• Task description:
Copy out all the lines where "JSON" shows up.

Begin

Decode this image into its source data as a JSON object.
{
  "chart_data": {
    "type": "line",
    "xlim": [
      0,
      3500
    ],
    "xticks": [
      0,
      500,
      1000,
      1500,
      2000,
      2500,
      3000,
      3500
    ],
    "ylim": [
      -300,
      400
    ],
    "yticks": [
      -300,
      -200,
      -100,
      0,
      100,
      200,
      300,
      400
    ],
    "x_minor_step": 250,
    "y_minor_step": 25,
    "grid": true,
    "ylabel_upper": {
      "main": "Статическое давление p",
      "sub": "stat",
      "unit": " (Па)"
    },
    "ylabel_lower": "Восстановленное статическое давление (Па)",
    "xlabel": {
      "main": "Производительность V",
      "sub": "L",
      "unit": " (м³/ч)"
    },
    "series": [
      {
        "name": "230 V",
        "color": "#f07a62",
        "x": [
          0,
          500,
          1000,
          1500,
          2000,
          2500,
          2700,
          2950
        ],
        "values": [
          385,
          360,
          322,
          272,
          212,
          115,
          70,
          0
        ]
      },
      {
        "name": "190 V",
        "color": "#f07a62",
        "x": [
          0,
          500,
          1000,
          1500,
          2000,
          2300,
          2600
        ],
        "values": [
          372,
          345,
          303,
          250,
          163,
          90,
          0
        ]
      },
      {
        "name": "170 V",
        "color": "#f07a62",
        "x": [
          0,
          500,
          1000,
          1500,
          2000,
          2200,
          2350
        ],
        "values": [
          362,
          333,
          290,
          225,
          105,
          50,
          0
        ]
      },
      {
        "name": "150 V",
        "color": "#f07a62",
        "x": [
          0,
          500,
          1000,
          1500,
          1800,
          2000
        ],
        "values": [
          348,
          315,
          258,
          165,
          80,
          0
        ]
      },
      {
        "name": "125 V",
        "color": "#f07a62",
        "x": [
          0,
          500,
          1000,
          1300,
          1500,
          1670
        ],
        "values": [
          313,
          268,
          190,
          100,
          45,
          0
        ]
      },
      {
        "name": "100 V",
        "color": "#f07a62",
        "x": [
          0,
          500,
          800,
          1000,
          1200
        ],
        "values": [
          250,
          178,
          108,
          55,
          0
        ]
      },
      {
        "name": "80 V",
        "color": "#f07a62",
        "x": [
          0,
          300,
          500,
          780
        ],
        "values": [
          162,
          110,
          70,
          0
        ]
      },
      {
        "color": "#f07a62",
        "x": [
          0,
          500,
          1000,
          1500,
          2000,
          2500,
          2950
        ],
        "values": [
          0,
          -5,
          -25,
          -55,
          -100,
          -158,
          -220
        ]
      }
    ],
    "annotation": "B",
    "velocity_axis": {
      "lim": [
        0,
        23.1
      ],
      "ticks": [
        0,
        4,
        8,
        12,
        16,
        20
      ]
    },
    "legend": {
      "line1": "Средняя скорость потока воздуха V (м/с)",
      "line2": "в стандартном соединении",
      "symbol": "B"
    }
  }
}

End
Begin

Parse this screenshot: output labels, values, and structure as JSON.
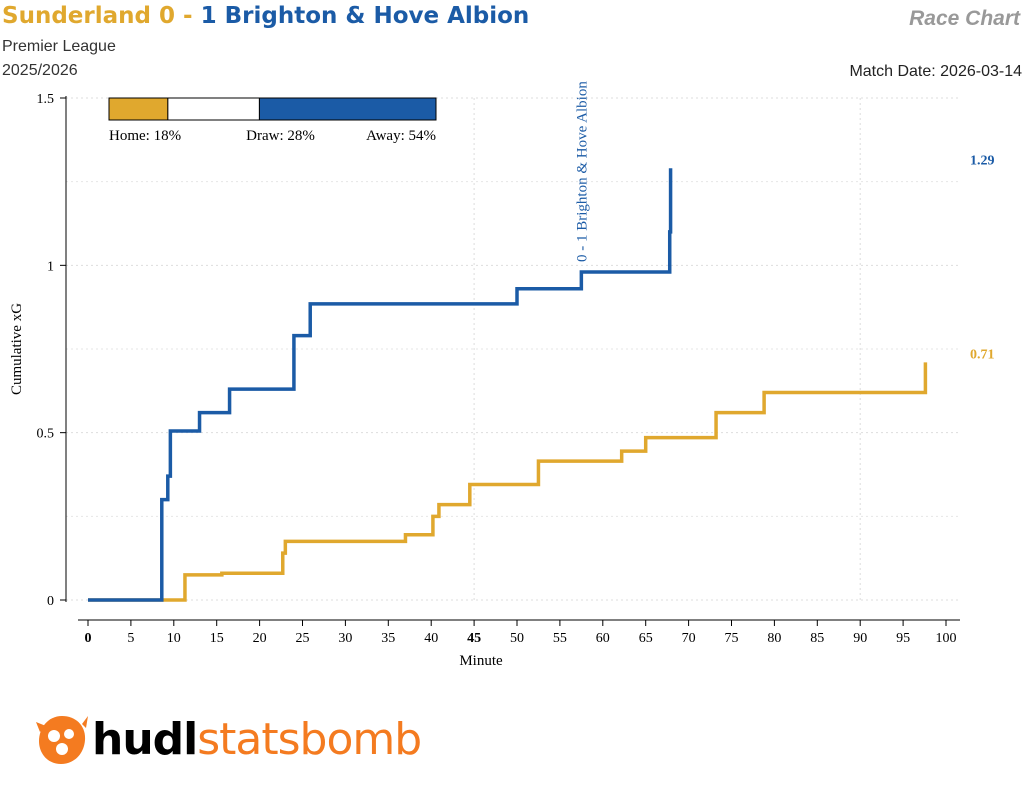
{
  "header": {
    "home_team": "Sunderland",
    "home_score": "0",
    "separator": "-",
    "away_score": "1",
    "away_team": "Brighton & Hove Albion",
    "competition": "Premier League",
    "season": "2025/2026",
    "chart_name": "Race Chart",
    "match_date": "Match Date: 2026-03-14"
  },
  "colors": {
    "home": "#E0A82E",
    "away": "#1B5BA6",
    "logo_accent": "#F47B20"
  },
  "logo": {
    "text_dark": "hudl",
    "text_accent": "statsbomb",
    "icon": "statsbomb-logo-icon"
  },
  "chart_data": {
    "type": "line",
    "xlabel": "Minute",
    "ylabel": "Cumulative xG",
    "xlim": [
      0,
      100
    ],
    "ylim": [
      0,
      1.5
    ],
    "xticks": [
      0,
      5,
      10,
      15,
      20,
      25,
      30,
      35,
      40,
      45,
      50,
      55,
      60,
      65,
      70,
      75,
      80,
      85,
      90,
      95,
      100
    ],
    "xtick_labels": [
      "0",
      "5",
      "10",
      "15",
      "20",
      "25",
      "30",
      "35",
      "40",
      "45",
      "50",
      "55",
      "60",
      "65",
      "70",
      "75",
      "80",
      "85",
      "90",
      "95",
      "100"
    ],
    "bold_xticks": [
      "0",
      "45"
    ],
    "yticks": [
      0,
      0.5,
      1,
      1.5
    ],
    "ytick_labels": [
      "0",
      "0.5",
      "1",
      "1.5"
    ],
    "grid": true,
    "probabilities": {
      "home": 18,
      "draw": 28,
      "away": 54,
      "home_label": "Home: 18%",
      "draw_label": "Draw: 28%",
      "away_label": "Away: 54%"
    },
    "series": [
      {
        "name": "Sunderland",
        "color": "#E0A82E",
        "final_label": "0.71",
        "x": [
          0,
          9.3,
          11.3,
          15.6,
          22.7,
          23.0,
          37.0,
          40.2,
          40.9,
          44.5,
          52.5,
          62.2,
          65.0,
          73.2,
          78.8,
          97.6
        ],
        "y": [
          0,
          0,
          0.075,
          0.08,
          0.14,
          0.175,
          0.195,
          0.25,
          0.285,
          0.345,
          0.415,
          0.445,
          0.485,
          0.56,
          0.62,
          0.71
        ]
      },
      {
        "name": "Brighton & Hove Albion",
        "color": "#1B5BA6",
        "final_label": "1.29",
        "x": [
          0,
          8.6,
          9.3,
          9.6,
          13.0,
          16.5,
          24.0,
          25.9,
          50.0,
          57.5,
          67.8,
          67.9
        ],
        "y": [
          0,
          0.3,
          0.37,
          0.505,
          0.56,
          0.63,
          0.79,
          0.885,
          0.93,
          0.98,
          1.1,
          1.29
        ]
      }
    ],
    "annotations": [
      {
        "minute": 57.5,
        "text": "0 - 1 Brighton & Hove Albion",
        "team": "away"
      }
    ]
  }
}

End

• Answer in full:
Decode this image into its source data as a JSON object.
Parse this screenshot: output labels, values, and structure as JSON.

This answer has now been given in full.